------ Records supplied ------
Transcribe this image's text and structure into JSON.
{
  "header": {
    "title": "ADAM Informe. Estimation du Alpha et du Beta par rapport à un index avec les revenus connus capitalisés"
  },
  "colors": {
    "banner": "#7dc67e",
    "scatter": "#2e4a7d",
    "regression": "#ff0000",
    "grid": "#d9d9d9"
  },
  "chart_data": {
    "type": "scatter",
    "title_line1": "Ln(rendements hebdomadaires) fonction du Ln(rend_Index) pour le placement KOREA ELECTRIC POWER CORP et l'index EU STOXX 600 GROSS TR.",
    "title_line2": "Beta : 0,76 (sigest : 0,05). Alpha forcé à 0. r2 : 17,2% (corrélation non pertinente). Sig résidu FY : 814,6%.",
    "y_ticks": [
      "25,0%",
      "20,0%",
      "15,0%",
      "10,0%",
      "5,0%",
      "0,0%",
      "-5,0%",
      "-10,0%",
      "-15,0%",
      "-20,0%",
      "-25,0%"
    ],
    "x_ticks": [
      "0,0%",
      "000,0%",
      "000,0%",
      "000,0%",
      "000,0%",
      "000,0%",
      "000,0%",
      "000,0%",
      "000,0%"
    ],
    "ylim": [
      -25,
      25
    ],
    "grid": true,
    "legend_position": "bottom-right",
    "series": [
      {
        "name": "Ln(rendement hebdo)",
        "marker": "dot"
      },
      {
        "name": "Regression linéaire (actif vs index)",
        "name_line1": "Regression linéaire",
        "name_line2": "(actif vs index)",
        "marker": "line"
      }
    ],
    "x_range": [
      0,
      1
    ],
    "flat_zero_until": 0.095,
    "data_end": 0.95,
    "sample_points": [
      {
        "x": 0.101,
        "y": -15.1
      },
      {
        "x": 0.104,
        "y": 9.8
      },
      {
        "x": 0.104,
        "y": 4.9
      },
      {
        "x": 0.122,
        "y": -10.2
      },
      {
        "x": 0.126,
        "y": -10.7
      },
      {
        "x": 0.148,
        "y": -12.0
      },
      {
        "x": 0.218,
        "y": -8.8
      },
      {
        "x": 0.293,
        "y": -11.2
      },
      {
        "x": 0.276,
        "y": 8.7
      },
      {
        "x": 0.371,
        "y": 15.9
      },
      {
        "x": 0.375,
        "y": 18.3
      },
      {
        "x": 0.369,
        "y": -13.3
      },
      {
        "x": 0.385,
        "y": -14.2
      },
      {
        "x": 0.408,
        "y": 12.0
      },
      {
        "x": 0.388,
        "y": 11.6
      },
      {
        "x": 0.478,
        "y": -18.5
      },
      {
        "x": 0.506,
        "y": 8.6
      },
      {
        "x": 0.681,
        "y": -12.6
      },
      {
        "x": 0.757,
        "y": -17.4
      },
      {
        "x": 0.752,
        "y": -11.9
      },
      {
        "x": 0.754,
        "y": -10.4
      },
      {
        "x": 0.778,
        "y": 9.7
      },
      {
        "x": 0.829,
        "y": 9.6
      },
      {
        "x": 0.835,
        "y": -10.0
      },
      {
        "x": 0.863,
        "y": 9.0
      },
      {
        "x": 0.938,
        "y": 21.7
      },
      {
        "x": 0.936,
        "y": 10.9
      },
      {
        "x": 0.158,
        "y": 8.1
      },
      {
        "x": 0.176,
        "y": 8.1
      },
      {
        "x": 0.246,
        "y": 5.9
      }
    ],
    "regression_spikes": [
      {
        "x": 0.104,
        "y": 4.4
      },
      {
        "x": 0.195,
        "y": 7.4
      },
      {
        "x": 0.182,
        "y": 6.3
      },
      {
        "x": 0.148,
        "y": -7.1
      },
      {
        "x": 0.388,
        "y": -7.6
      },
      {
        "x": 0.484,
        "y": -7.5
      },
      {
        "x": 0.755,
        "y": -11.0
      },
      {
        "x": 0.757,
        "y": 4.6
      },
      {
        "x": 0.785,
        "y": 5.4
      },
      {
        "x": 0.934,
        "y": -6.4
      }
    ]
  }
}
------
▶ **Task directions**
Go through the entries above and pull out each line with "Alpha" in it.

▶ **Answer for this exercise**
    "title": "ADAM Informe. Estimation du Alpha et du Beta par rapport à un index avec les revenus connus capitalisés"
    "title_line2": "Beta : 0,76 (sigest : 0,05). Alpha forcé à 0. r2 : 17,2% (corrélation non pertinente). Sig résidu FY : 814,6%.",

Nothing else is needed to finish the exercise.